• DIRECTIONS FOR THIS TASK: Locate every line in the records below that contains the word "Technology", and copy each one.

Chart and figure data
┄┄┄┄┄┄
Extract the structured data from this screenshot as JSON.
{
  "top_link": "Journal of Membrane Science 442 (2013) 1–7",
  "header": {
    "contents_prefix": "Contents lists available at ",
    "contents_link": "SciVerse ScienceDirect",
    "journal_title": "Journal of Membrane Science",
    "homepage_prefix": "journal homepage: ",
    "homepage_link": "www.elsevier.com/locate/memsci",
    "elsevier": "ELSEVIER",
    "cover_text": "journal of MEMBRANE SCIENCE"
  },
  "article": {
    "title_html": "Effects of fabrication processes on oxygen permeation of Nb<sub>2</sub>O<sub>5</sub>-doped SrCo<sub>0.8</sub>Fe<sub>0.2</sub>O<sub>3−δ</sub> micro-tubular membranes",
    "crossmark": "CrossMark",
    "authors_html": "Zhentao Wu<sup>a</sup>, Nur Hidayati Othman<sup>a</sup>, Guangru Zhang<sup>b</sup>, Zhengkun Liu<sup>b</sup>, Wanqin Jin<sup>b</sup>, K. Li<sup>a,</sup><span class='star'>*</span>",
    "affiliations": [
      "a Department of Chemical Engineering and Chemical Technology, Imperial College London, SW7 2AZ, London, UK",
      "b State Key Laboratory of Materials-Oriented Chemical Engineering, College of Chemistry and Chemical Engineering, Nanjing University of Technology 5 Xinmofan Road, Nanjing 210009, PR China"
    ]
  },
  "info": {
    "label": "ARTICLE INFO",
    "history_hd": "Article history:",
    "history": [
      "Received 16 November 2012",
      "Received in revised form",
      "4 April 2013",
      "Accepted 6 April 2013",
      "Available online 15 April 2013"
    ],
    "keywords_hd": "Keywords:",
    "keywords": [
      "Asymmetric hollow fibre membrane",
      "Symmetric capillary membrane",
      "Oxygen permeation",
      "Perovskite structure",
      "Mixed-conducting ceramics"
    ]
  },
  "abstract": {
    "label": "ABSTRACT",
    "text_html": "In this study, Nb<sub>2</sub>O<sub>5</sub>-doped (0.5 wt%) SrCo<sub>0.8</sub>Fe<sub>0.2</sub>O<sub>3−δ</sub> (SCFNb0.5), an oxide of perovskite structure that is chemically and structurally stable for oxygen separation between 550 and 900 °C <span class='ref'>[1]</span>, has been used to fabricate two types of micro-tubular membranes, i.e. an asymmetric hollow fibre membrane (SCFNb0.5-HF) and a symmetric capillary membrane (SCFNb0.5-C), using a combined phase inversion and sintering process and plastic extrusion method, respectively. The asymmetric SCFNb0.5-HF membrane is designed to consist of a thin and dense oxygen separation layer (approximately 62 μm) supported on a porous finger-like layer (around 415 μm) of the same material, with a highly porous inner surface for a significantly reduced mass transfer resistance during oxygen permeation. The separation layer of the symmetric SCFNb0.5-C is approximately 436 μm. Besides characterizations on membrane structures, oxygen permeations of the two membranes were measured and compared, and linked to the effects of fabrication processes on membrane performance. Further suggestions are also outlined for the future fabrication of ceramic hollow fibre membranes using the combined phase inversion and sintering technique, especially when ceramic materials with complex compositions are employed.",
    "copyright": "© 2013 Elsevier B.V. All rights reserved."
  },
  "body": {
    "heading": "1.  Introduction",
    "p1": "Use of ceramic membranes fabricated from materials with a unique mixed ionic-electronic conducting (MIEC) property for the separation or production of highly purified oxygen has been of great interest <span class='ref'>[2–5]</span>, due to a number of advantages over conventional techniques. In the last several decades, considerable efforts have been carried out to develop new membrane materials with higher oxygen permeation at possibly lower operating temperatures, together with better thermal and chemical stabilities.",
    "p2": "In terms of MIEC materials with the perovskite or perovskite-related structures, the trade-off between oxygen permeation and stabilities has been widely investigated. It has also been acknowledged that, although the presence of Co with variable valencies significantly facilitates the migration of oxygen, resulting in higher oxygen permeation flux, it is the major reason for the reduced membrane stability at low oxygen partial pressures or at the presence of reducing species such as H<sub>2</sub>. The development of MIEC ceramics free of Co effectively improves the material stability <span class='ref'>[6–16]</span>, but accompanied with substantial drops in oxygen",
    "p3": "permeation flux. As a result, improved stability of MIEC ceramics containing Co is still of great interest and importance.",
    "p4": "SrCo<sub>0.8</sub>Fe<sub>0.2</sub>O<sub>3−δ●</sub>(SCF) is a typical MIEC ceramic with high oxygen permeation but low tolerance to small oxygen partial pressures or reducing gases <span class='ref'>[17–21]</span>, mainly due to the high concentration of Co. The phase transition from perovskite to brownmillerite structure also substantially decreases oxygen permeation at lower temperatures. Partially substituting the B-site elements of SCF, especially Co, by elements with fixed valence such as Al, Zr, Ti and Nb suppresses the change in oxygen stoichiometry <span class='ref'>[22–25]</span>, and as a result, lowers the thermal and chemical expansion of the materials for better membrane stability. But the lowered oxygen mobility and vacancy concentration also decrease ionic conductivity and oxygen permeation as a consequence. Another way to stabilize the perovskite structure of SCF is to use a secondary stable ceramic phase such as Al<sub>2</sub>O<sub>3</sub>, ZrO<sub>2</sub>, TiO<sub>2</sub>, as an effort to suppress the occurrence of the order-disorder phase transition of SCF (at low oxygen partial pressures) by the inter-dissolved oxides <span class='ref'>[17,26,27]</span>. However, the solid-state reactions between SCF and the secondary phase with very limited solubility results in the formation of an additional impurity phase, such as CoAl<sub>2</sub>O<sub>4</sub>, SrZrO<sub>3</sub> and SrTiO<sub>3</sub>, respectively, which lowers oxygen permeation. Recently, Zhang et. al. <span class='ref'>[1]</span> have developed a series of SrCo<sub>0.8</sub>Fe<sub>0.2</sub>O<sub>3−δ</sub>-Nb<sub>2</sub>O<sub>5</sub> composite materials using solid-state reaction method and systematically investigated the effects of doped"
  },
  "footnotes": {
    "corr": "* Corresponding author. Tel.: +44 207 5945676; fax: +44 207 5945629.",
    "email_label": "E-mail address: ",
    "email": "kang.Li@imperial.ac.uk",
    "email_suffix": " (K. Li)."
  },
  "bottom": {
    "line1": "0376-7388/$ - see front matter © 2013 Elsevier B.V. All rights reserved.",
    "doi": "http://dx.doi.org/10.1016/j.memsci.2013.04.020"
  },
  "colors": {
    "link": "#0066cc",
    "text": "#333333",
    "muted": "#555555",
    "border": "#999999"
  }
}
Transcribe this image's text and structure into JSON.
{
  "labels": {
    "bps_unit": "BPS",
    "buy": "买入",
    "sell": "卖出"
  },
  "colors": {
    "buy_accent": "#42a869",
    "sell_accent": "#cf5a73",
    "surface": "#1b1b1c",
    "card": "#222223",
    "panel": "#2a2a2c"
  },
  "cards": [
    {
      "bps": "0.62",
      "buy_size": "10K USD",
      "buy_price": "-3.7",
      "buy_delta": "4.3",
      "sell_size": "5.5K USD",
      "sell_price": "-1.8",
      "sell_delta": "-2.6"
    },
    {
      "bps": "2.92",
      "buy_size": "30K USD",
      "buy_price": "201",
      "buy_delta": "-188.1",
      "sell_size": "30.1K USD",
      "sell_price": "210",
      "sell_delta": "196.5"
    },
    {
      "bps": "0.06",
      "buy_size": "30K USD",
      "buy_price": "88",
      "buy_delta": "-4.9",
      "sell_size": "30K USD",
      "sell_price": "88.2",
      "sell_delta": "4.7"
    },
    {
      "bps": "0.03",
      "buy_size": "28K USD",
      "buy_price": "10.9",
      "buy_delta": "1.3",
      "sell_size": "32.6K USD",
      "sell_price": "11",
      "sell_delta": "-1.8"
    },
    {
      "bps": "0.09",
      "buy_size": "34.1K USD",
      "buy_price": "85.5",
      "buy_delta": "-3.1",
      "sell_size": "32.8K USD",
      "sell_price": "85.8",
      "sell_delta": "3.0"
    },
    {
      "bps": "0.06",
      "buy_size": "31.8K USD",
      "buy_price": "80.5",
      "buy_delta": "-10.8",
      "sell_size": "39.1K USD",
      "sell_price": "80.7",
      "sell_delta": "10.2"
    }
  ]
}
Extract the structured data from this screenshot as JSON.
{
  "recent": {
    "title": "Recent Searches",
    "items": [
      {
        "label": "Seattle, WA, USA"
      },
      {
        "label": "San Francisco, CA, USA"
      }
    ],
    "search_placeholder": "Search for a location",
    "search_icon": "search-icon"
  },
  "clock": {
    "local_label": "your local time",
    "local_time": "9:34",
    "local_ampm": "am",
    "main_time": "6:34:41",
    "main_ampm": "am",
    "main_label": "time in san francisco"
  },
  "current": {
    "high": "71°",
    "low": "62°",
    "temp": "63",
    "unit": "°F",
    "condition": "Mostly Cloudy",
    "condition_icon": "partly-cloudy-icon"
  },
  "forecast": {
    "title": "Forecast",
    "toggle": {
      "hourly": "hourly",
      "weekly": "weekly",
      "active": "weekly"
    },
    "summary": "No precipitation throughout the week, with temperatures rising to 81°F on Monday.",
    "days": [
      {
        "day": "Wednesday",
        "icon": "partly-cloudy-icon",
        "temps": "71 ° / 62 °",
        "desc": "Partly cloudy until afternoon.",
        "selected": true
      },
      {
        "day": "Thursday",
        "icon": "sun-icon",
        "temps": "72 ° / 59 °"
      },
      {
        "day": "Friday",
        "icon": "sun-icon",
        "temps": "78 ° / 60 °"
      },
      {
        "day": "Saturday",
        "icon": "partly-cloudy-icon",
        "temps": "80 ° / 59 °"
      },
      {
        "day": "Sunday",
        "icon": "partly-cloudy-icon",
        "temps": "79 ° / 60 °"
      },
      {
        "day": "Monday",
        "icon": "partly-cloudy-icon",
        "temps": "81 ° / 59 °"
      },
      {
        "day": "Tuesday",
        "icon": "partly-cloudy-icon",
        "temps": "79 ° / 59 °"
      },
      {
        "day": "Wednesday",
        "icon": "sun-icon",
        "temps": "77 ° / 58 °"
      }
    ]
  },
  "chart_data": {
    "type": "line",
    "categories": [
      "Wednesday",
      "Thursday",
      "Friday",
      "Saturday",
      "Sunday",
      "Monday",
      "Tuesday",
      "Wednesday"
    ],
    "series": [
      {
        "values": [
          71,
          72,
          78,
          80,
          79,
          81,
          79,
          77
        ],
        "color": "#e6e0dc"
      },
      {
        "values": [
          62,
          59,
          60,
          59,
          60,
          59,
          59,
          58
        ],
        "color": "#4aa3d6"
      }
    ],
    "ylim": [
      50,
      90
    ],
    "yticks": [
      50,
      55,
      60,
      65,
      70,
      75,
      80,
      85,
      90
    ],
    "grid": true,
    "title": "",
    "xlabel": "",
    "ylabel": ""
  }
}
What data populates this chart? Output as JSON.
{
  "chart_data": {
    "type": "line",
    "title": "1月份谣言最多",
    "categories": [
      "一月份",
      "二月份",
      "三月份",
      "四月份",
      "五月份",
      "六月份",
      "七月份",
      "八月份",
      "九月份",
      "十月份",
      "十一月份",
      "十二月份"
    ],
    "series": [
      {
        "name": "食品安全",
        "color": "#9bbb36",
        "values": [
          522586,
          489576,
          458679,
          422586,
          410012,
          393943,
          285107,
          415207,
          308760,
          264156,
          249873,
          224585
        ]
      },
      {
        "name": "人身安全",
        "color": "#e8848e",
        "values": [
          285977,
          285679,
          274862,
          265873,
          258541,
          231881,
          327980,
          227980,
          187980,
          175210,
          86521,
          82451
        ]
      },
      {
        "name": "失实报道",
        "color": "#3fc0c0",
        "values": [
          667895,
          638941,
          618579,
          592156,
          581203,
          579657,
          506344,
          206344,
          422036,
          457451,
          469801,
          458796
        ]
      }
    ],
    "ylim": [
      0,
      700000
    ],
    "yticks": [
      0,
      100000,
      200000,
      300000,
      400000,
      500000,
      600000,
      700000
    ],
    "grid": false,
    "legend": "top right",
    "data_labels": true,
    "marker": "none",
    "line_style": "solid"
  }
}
┄┄┄┄┄┄
• TASK OUTPUT:
      "a Department of Chemical Engineering and Chemical Technology, Imperial College London, SW7 2AZ, London, UK",
      "b State Key Laboratory of Materials-Oriented Chemical Engineering, College of Chemistry and Chemical Engineering, Nanjing University of Technology 5 Xinmofan Road, Nanjing 210009, PR China"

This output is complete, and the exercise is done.